* Collected data entries *
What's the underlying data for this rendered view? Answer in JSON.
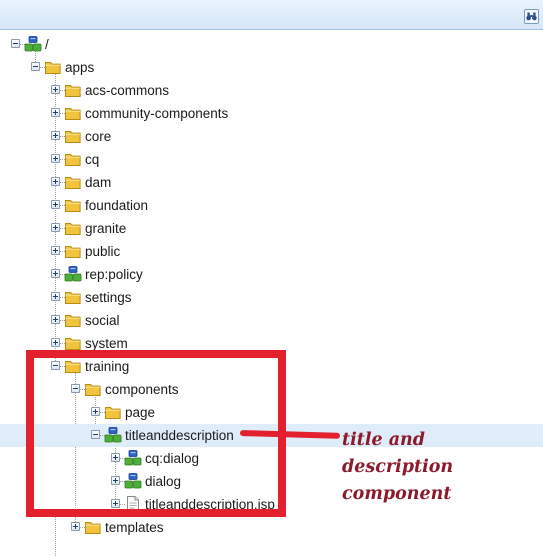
{
  "toolbar": {
    "find_icon": "binoculars-icon"
  },
  "tree": {
    "nodes": [
      {
        "key": "root",
        "label": "/",
        "level": 0,
        "toggle": "minus",
        "icon": "node"
      },
      {
        "key": "apps",
        "label": "apps",
        "level": 1,
        "toggle": "minus",
        "icon": "folder"
      },
      {
        "key": "acs-commons",
        "label": "acs-commons",
        "level": 2,
        "toggle": "plus",
        "icon": "folder"
      },
      {
        "key": "community-components",
        "label": "community-components",
        "level": 2,
        "toggle": "plus",
        "icon": "folder"
      },
      {
        "key": "core",
        "label": "core",
        "level": 2,
        "toggle": "plus",
        "icon": "folder"
      },
      {
        "key": "cq",
        "label": "cq",
        "level": 2,
        "toggle": "plus",
        "icon": "folder"
      },
      {
        "key": "dam",
        "label": "dam",
        "level": 2,
        "toggle": "plus",
        "icon": "folder"
      },
      {
        "key": "foundation",
        "label": "foundation",
        "level": 2,
        "toggle": "plus",
        "icon": "folder"
      },
      {
        "key": "granite",
        "label": "granite",
        "level": 2,
        "toggle": "plus",
        "icon": "folder"
      },
      {
        "key": "public",
        "label": "public",
        "level": 2,
        "toggle": "plus",
        "icon": "folder"
      },
      {
        "key": "rep-policy",
        "label": "rep:policy",
        "level": 2,
        "toggle": "plus",
        "icon": "node"
      },
      {
        "key": "settings",
        "label": "settings",
        "level": 2,
        "toggle": "plus",
        "icon": "folder"
      },
      {
        "key": "social",
        "label": "social",
        "level": 2,
        "toggle": "plus",
        "icon": "folder"
      },
      {
        "key": "system",
        "label": "system",
        "level": 2,
        "toggle": "plus",
        "icon": "folder"
      },
      {
        "key": "training",
        "label": "training",
        "level": 2,
        "toggle": "minus",
        "icon": "folder"
      },
      {
        "key": "components",
        "label": "components",
        "level": 3,
        "toggle": "minus",
        "icon": "folder"
      },
      {
        "key": "page",
        "label": "page",
        "level": 4,
        "toggle": "plus",
        "icon": "folder"
      },
      {
        "key": "titleanddescription",
        "label": "titleanddescription",
        "level": 4,
        "toggle": "minus",
        "icon": "node",
        "selected": true
      },
      {
        "key": "cq-dialog",
        "label": "cq:dialog",
        "level": 5,
        "toggle": "plus",
        "icon": "node"
      },
      {
        "key": "dialog",
        "label": "dialog",
        "level": 5,
        "toggle": "plus",
        "icon": "node"
      },
      {
        "key": "titleanddescription-jsp",
        "label": "titleanddescription.jsp",
        "level": 5,
        "toggle": "plus",
        "icon": "file"
      },
      {
        "key": "templates",
        "label": "templates",
        "level": 3,
        "toggle": "plus",
        "icon": "folder"
      }
    ]
  },
  "annotation": {
    "text": "title and\ndescription\ncomponent",
    "color": "#8b1a2b"
  },
  "colors": {
    "highlight": "#e4202e",
    "selected_row": "#dfecfa",
    "folder": "#f2c33d",
    "node_green": "#4caf3a",
    "node_blue": "#2a63c7"
  }
}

* EXERCISE *
Report each line in the data that holds the word "dialog".

* TASK RESULT *
        "key": "cq-dialog",
        "label": "cq:dialog",
        "key": "dialog",
        "label": "dialog",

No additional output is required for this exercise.